** start MATERIAL FOR THE TASK **

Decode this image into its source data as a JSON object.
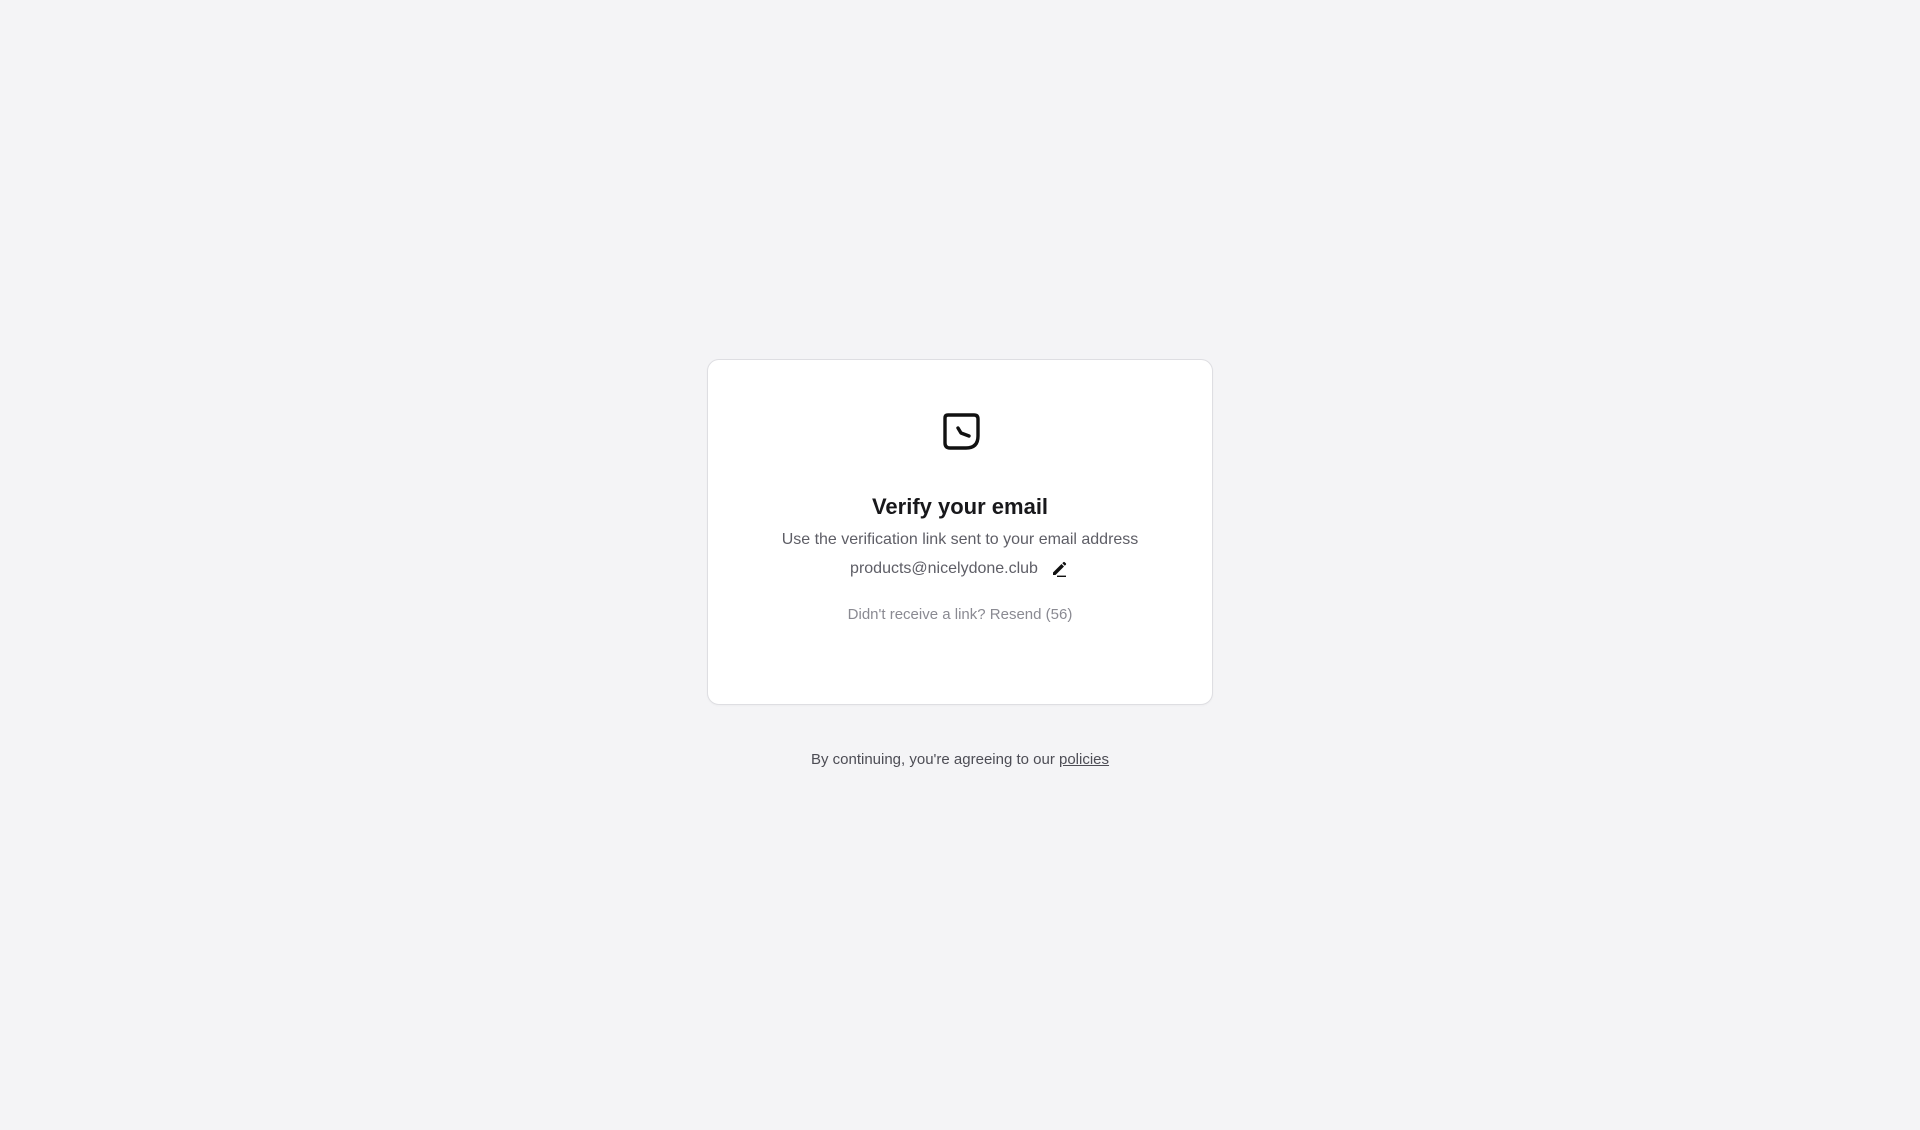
{
  "card": {
    "logo_icon": "logo-icon",
    "title": "Verify your email",
    "subtitle": "Use the verification link sent to your email address",
    "email": "products@nicelydone.club",
    "edit_icon": "pencil-icon",
    "resend_prompt": "Didn't receive a link?",
    "resend_label": "Resend (56)"
  },
  "footer": {
    "text": "By continuing, you're agreeing to our",
    "link_label": "policies"
  },
  "colors": {
    "background": "#f4f4f6",
    "card": "#ffffff",
    "title": "#18181b",
    "muted": "#5e5e66"
  }
}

** end MATERIAL FOR THE TASK **

OBJECTIVE:
Extract the full listing exactly, with the pictures left out.

RESPONSE FOR THIS EXERCISE:
Decode this image into its source data as a JSON object.
{
  "card": {
    "logo_icon": "logo-icon",
    "title": "Verify your email",
    "subtitle": "Use the verification link sent to your email address",
    "email": "products@nicelydone.club",
    "edit_icon": "pencil-icon",
    "resend_prompt": "Didn't receive a link?",
    "resend_label": "Resend (56)"
  },
  "footer": {
    "text": "By continuing, you're agreeing to our",
    "link_label": "policies"
  },
  "colors": {
    "background": "#f4f4f6",
    "card": "#ffffff",
    "title": "#18181b",
    "muted": "#5e5e66"
  }
}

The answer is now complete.